··· Data entries ···

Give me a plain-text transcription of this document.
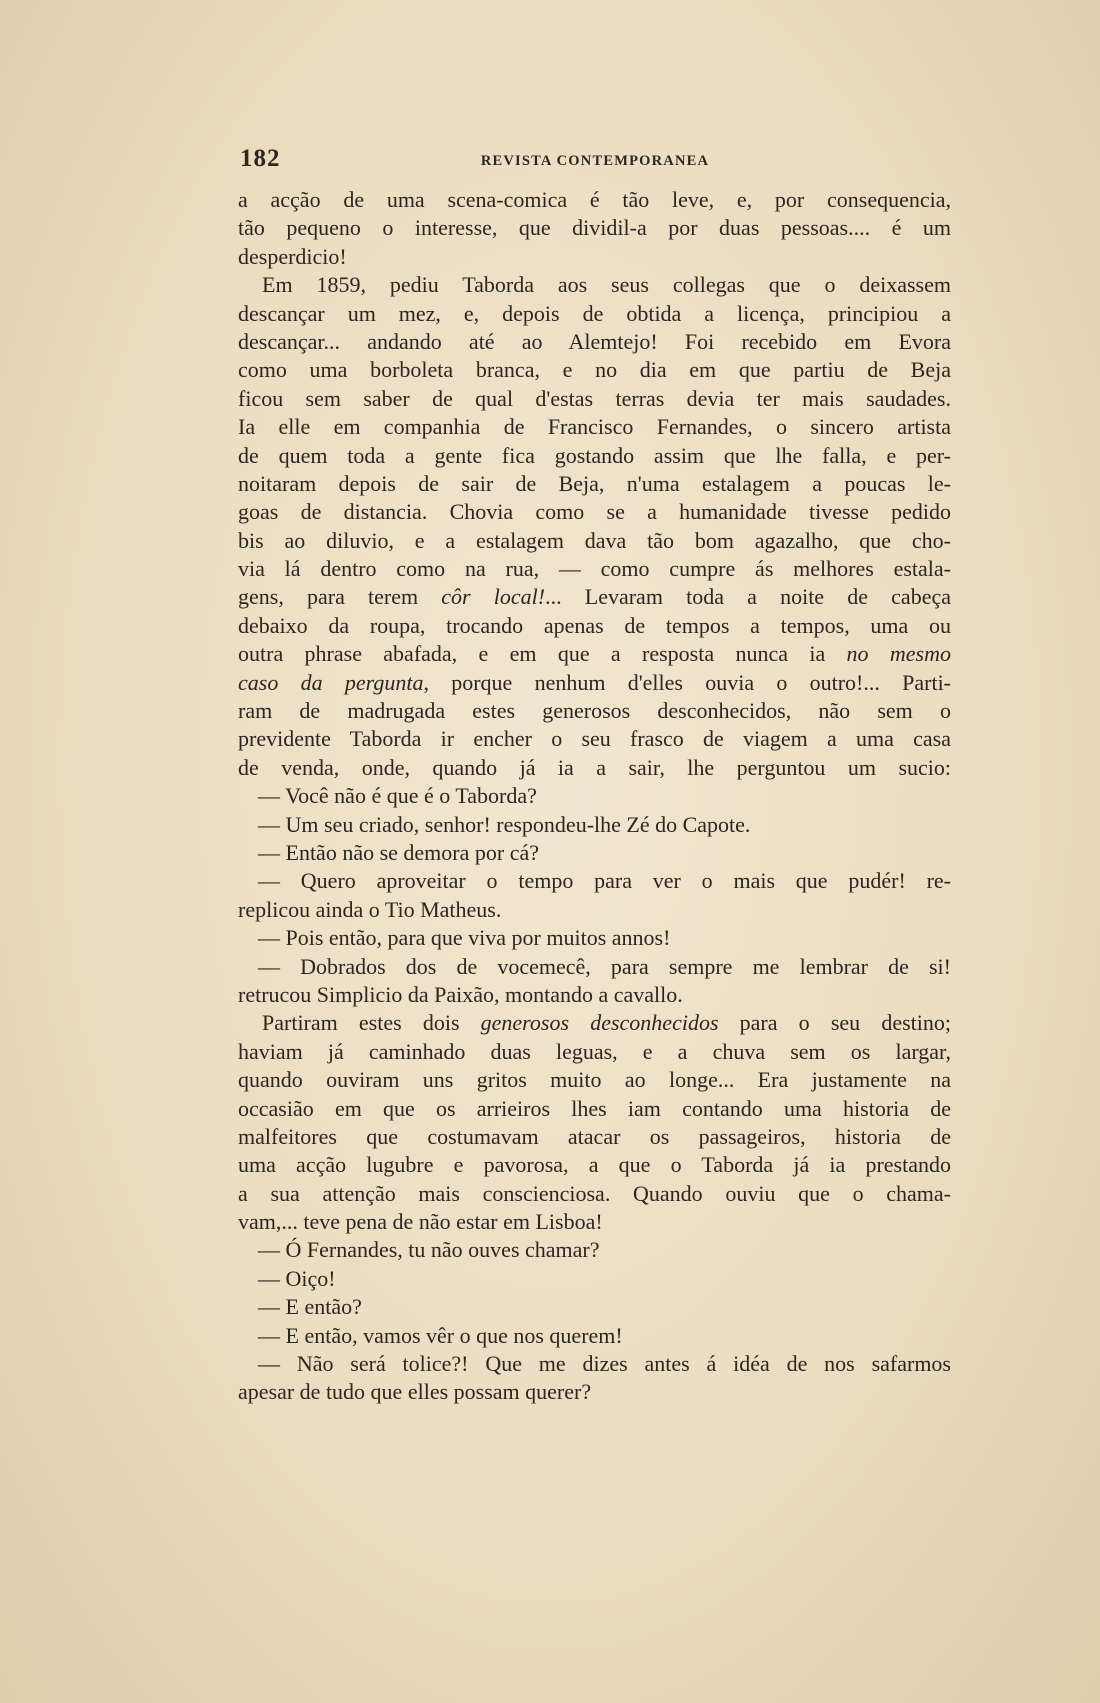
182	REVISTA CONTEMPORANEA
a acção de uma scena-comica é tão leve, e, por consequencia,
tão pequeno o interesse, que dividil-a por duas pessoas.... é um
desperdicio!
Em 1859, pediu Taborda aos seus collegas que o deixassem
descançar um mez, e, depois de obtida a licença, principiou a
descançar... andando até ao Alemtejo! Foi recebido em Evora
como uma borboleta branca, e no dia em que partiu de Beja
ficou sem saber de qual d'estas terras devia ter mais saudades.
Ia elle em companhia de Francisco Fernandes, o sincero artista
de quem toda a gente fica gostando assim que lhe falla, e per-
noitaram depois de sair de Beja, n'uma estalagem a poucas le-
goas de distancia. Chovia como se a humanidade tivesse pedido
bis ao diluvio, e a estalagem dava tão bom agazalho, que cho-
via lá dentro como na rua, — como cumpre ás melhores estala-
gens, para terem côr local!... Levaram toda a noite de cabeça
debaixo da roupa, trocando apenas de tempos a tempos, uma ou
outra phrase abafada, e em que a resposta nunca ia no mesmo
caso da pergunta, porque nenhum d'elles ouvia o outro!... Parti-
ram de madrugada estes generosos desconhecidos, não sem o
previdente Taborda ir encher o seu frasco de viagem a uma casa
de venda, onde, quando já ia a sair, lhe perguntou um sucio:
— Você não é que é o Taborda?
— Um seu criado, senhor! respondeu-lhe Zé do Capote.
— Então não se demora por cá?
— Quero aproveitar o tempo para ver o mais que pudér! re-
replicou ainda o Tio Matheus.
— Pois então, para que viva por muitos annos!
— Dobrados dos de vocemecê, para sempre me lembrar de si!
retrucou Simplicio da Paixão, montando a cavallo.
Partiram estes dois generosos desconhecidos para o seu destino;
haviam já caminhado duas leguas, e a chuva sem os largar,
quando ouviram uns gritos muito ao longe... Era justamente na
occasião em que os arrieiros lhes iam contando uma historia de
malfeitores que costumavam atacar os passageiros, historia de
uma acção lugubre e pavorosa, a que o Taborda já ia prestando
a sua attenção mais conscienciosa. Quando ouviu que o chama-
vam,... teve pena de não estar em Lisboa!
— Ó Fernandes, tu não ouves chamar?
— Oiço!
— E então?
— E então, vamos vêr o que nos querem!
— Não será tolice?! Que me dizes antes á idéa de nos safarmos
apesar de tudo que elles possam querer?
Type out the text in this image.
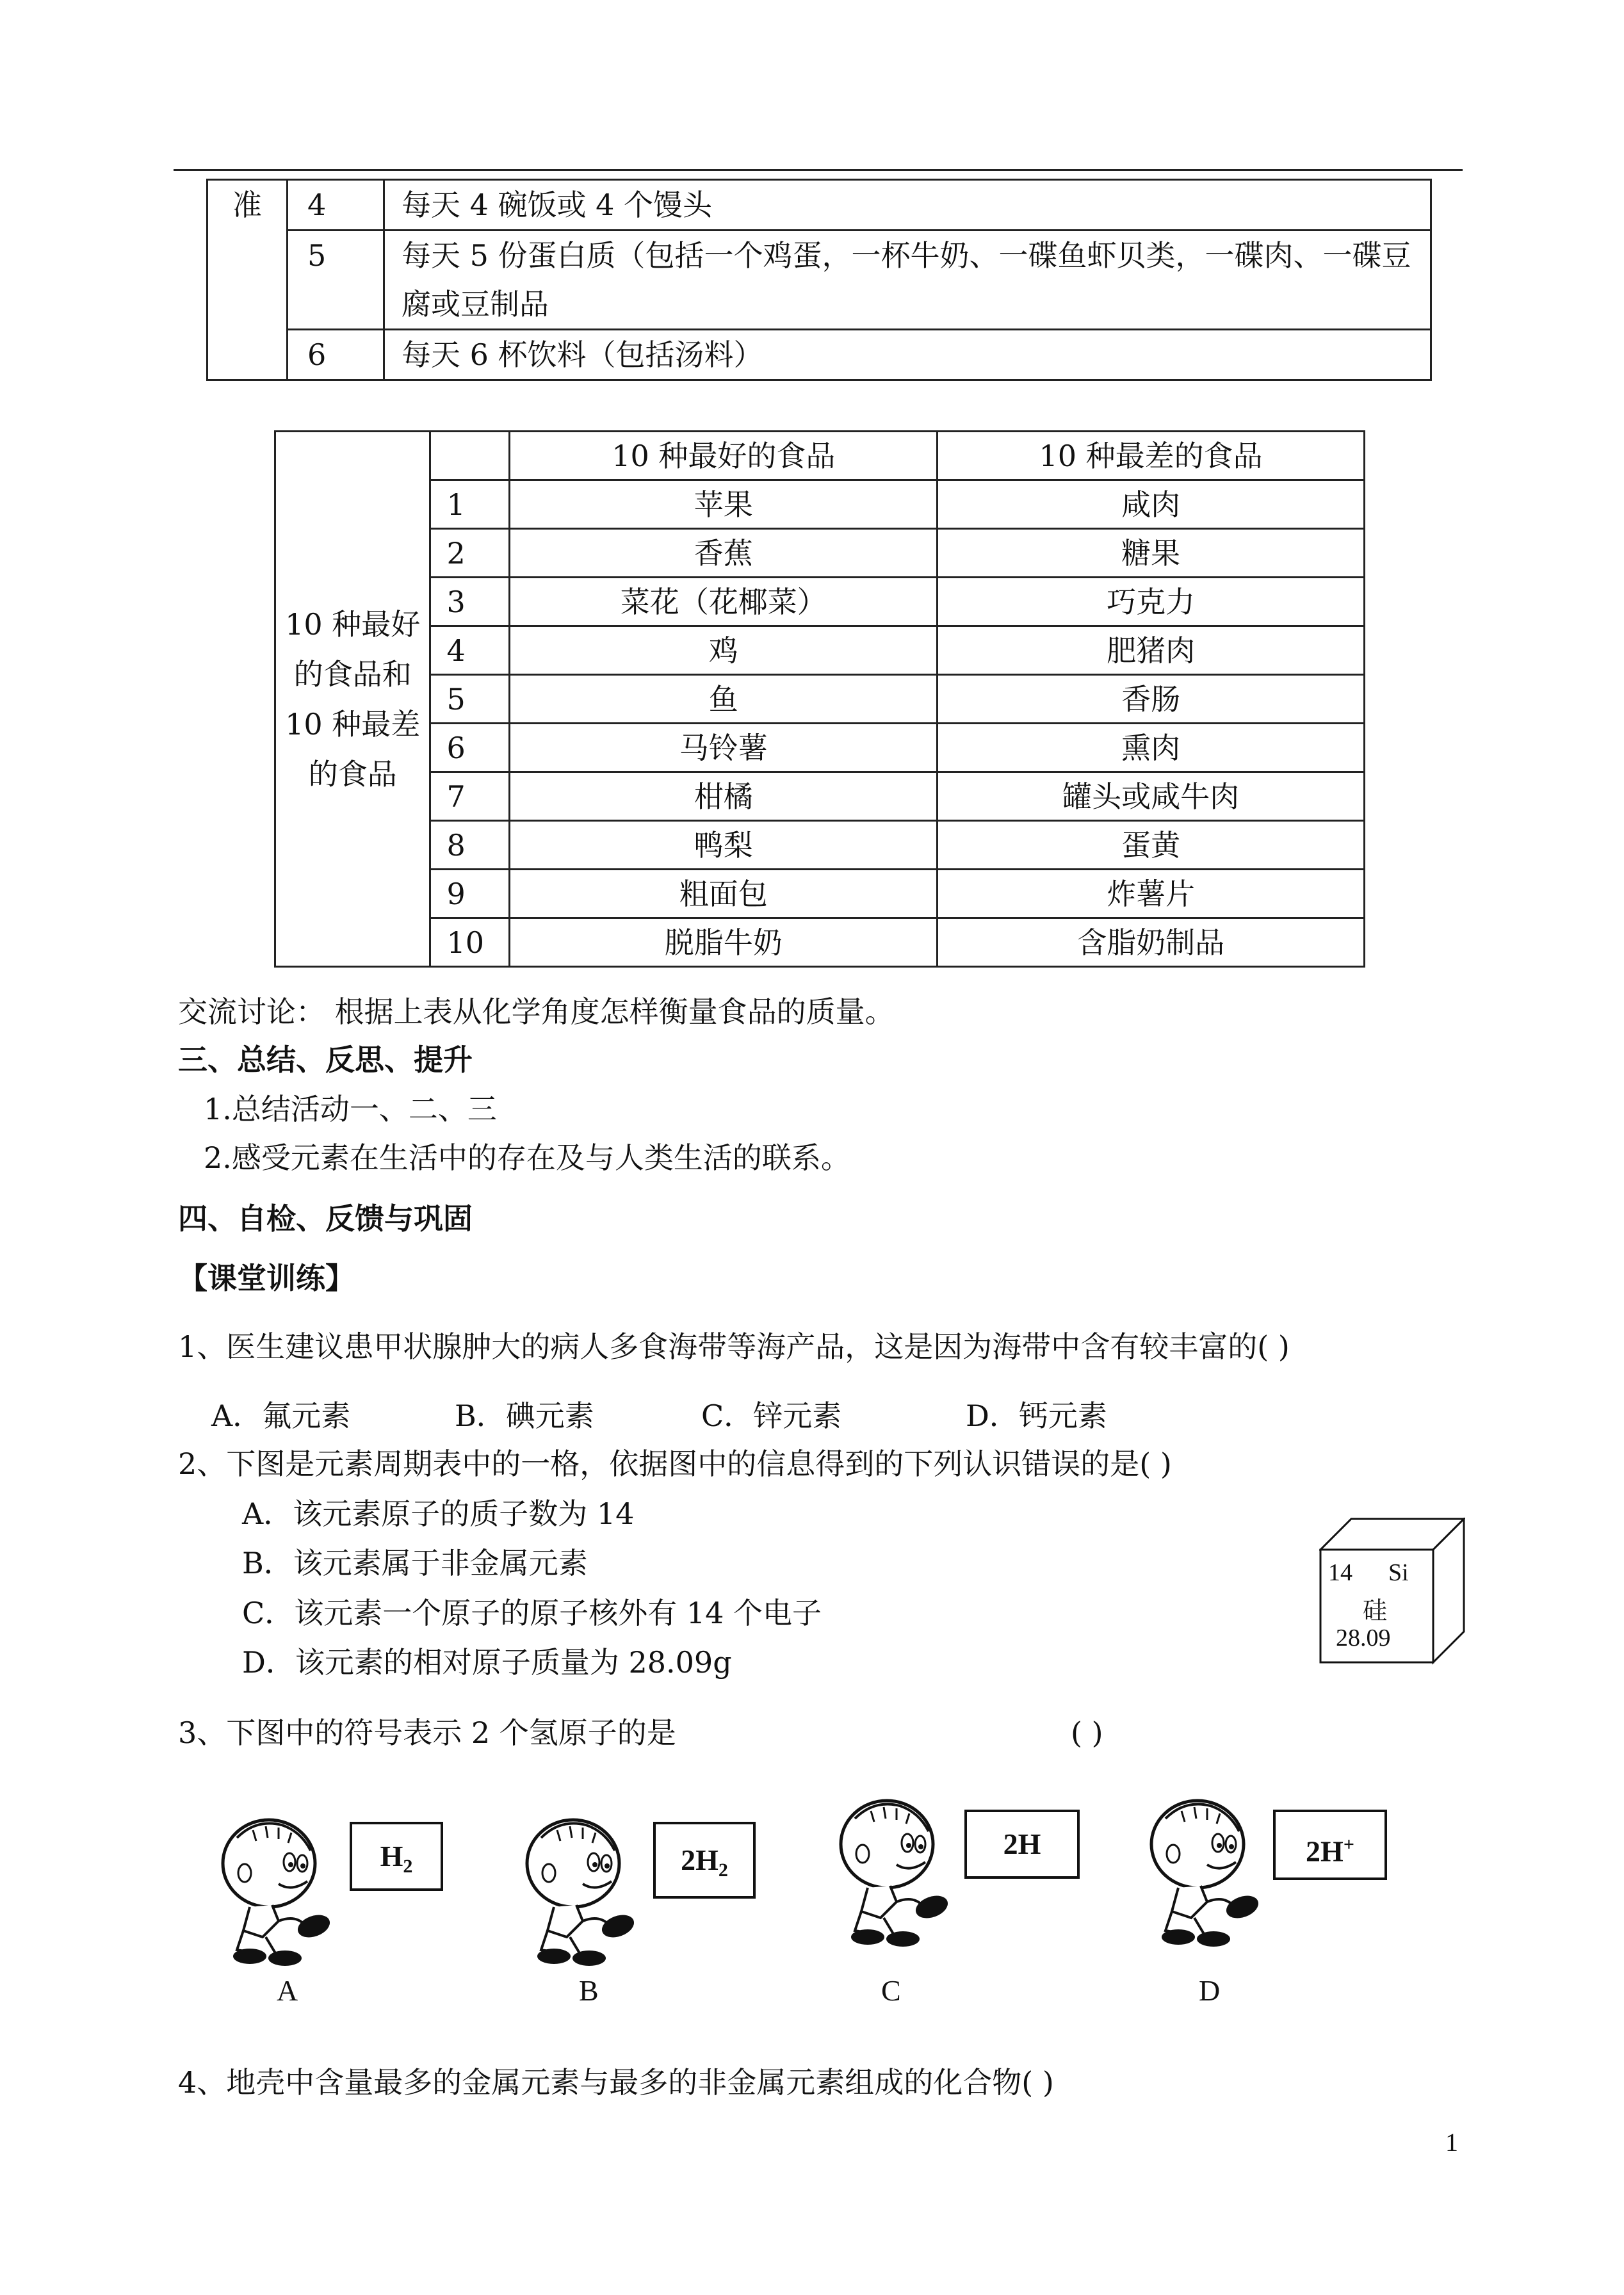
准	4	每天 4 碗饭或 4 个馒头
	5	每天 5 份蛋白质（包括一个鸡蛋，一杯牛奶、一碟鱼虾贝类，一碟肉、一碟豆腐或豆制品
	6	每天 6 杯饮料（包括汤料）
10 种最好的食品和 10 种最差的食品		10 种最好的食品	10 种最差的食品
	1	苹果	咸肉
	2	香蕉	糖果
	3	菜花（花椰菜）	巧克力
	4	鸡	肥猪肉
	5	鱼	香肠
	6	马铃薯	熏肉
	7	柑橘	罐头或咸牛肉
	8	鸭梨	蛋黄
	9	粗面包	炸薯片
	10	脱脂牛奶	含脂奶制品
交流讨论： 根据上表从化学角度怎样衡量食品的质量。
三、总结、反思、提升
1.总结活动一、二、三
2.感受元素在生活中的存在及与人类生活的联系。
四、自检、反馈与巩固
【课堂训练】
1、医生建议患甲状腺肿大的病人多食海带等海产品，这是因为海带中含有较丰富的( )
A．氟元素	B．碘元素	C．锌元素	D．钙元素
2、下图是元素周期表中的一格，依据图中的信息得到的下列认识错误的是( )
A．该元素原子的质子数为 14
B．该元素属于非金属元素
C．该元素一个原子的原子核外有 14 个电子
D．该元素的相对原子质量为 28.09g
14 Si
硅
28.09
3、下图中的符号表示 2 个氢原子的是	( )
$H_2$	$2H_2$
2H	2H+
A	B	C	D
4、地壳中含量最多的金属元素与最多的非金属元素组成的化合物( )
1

···

Find the string "descançar" in the listing and return every line that holds it.

descançar um mez, e, depois de obtida a licença, principiou a
descançar... andando até ao Alemtejo! Foi recebido em Evora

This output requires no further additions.